> [Given data]
■ ■ ■ ■ ■ ■ ■
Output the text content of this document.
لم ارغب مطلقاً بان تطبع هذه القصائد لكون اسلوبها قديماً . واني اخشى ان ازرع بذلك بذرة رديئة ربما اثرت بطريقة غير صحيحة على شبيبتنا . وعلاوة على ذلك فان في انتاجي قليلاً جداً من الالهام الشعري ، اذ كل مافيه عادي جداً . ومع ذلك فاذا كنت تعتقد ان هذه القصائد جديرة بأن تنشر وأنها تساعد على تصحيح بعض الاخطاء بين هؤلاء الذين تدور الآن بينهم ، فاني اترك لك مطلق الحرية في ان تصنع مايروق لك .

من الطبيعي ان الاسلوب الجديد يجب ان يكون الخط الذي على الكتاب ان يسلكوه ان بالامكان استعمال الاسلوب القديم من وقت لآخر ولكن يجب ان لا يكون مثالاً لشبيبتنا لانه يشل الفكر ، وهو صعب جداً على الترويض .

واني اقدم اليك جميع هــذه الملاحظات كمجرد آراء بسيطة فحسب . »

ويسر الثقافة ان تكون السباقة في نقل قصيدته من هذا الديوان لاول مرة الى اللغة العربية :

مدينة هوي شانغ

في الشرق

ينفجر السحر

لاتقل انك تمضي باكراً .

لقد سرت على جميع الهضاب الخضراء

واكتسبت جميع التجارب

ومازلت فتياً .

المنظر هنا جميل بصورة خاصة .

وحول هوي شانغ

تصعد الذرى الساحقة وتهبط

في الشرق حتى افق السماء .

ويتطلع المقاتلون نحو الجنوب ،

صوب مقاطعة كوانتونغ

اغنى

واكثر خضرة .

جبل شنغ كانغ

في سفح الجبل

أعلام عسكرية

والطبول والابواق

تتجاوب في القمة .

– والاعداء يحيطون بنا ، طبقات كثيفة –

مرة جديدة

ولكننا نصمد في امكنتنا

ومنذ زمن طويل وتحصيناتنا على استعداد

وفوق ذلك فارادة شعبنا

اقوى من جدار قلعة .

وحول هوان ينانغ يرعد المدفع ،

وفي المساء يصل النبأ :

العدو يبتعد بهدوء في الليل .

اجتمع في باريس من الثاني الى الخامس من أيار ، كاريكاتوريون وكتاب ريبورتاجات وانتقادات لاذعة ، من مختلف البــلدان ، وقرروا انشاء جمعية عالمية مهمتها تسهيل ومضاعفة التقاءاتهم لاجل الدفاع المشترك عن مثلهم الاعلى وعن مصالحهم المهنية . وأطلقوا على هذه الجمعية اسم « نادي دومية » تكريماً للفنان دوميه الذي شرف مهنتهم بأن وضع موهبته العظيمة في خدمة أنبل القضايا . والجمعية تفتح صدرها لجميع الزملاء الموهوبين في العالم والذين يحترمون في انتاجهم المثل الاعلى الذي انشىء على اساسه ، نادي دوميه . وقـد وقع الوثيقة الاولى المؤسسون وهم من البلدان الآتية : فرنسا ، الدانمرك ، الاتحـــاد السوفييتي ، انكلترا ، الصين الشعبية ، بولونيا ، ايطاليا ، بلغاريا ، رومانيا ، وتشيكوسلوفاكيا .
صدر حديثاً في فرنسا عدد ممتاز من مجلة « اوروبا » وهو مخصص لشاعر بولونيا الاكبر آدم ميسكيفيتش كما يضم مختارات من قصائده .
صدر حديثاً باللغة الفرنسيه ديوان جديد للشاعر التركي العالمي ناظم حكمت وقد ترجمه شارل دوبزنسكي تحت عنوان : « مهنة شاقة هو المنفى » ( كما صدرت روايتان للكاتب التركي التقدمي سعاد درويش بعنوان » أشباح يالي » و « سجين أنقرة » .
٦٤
■ ■ ■ ■ ■ ■ ■
> [Objective]
Reproduce the full listing exactly.

> [Written response]
Output the text content of this document.
لم ارغب مطلقاً بان تطبع هذه القصائد لكون اسلوبها قديماً . واني اخشى ان ازرع بذلك بذرة رديئة ربما اثرت بطريقة غير صحيحة على شبيبتنا . وعلاوة على ذلك فان في انتاجي قليلاً جداً من الالهام الشعري ، اذ كل مافيه عادي جداً . ومع ذلك فاذا كنت تعتقد ان هذه القصائد جديرة بأن تنشر وأنها تساعد على تصحيح بعض الاخطاء بين هؤلاء الذين تدور الآن بينهم ، فاني اترك لك مطلق الحرية في ان تصنع مايروق لك .

من الطبيعي ان الاسلوب الجديد يجب ان يكون الخط الذي على الكتاب ان يسلكوه ان بالامكان استعمال الاسلوب القديم من وقت لآخر ولكن يجب ان لا يكون مثالاً لشبيبتنا لانه يشل الفكر ، وهو صعب جداً على الترويض .

واني اقدم اليك جميع هــذه الملاحظات كمجرد آراء بسيطة فحسب . »

ويسر الثقافة ان تكون السباقة في نقل قصيدته من هذا الديوان لاول مرة الى اللغة العربية :

مدينة هوي شانغ

في الشرق

ينفجر السحر

لاتقل انك تمضي باكراً .

لقد سرت على جميع الهضاب الخضراء

واكتسبت جميع التجارب

ومازلت فتياً .

المنظر هنا جميل بصورة خاصة .

وحول هوي شانغ

تصعد الذرى الساحقة وتهبط

في الشرق حتى افق السماء .

ويتطلع المقاتلون نحو الجنوب ،

صوب مقاطعة كوانتونغ

اغنى

واكثر خضرة .

جبل شنغ كانغ

في سفح الجبل

أعلام عسكرية

والطبول والابواق

تتجاوب في القمة .

– والاعداء يحيطون بنا ، طبقات كثيفة –

مرة جديدة

ولكننا نصمد في امكنتنا

ومنذ زمن طويل وتحصيناتنا على استعداد

وفوق ذلك فارادة شعبنا

اقوى من جدار قلعة .

وحول هوان ينانغ يرعد المدفع ،

وفي المساء يصل النبأ :

العدو يبتعد بهدوء في الليل .

اجتمع في باريس من الثاني الى الخامس من أيار ، كاريكاتوريون وكتاب ريبورتاجات وانتقادات لاذعة ، من مختلف البــلدان ، وقرروا انشاء جمعية عالمية مهمتها تسهيل ومضاعفة التقاءاتهم لاجل الدفاع المشترك عن مثلهم الاعلى وعن مصالحهم المهنية . وأطلقوا على هذه الجمعية اسم « نادي دومية » تكريماً للفنان دوميه الذي شرف مهنتهم بأن وضع موهبته العظيمة في خدمة أنبل القضايا . والجمعية تفتح صدرها لجميع الزملاء الموهوبين في العالم والذين يحترمون في انتاجهم المثل الاعلى الذي انشىء على اساسه ، نادي دوميه . وقـد وقع الوثيقة الاولى المؤسسون وهم من البلدان الآتية : فرنسا ، الدانمرك ، الاتحـــاد السوفييتي ، انكلترا ، الصين الشعبية ، بولونيا ، ايطاليا ، بلغاريا ، رومانيا ، وتشيكوسلوفاكيا .
صدر حديثاً في فرنسا عدد ممتاز من مجلة « اوروبا » وهو مخصص لشاعر بولونيا الاكبر آدم ميسكيفيتش كما يضم مختارات من قصائده .
صدر حديثاً باللغة الفرنسيه ديوان جديد للشاعر التركي العالمي ناظم حكمت وقد ترجمه شارل دوبزنسكي تحت عنوان : « مهنة شاقة هو المنفى » ( كما صدرت روايتان للكاتب التركي التقدمي سعاد درويش بعنوان » أشباح يالي » و « سجين أنقرة » .
٦٤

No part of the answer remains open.